# AIM OF THE TASK
Copy each line below in which the string "this" occurs.

▽

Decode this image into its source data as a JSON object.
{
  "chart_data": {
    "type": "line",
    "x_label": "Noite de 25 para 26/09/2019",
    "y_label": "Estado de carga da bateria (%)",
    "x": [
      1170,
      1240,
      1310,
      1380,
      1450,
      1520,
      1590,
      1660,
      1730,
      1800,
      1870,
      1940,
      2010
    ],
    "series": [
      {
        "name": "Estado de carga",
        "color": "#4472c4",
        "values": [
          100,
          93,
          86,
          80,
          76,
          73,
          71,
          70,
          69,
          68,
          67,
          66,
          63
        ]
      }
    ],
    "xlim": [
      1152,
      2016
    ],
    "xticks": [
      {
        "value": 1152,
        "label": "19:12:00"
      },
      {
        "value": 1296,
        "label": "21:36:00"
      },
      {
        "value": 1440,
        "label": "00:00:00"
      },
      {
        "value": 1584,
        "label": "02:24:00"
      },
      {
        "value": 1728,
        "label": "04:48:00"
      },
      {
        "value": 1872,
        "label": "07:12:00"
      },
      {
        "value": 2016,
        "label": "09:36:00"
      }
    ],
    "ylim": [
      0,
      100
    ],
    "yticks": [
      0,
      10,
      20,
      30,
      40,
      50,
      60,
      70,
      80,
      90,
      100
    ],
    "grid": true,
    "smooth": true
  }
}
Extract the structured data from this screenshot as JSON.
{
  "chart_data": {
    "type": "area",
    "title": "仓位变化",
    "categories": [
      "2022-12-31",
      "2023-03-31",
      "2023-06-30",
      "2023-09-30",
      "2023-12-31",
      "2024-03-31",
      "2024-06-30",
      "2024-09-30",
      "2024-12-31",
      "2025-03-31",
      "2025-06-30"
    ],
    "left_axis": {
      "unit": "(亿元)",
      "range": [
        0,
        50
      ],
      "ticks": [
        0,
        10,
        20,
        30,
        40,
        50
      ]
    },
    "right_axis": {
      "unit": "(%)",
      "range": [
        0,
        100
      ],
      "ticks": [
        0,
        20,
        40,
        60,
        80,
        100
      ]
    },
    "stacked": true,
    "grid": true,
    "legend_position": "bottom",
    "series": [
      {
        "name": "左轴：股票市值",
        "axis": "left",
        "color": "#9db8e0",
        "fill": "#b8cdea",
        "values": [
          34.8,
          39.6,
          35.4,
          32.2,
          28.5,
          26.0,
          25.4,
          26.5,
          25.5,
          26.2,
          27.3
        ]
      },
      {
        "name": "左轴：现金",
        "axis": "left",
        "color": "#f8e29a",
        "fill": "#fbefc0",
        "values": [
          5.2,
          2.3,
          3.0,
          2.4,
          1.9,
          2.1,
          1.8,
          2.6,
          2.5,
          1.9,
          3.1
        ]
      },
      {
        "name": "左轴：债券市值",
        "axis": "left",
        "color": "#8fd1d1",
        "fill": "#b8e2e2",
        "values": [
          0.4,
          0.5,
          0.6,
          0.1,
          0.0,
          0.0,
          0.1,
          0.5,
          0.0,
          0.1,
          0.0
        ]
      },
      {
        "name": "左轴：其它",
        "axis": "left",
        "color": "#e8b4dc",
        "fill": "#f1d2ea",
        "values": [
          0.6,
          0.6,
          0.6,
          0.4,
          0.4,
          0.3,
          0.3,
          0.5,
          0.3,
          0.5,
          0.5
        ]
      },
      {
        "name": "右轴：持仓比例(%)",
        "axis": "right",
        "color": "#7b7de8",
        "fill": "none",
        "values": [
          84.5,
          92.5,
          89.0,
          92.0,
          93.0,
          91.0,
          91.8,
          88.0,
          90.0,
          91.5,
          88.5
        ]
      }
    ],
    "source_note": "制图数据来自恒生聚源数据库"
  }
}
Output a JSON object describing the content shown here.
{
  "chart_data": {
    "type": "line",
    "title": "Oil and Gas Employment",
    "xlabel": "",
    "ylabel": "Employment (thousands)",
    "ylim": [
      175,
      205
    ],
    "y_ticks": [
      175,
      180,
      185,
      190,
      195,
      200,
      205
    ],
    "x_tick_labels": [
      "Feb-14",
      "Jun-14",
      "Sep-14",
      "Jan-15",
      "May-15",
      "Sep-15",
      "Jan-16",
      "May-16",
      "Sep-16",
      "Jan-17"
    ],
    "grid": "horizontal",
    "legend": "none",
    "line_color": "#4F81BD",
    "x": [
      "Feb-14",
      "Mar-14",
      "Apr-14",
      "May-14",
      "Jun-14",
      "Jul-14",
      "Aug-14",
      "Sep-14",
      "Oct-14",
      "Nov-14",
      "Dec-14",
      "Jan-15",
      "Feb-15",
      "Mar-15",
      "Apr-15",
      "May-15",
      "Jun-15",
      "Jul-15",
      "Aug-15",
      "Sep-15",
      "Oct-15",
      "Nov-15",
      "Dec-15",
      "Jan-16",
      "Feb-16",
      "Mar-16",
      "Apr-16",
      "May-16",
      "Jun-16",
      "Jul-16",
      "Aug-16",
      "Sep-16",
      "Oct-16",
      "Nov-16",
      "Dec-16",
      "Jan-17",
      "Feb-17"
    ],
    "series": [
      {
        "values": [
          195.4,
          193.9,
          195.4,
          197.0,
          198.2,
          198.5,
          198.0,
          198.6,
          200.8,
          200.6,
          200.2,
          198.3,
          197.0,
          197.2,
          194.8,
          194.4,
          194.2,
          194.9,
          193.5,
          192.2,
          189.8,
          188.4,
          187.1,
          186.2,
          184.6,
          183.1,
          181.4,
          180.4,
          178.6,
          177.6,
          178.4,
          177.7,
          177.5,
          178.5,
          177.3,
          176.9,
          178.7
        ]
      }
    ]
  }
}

△

# SOLVED PROBLEM
Decode this image into its source data as a JSON object.
Extract the structured data from this screenshot as JSON.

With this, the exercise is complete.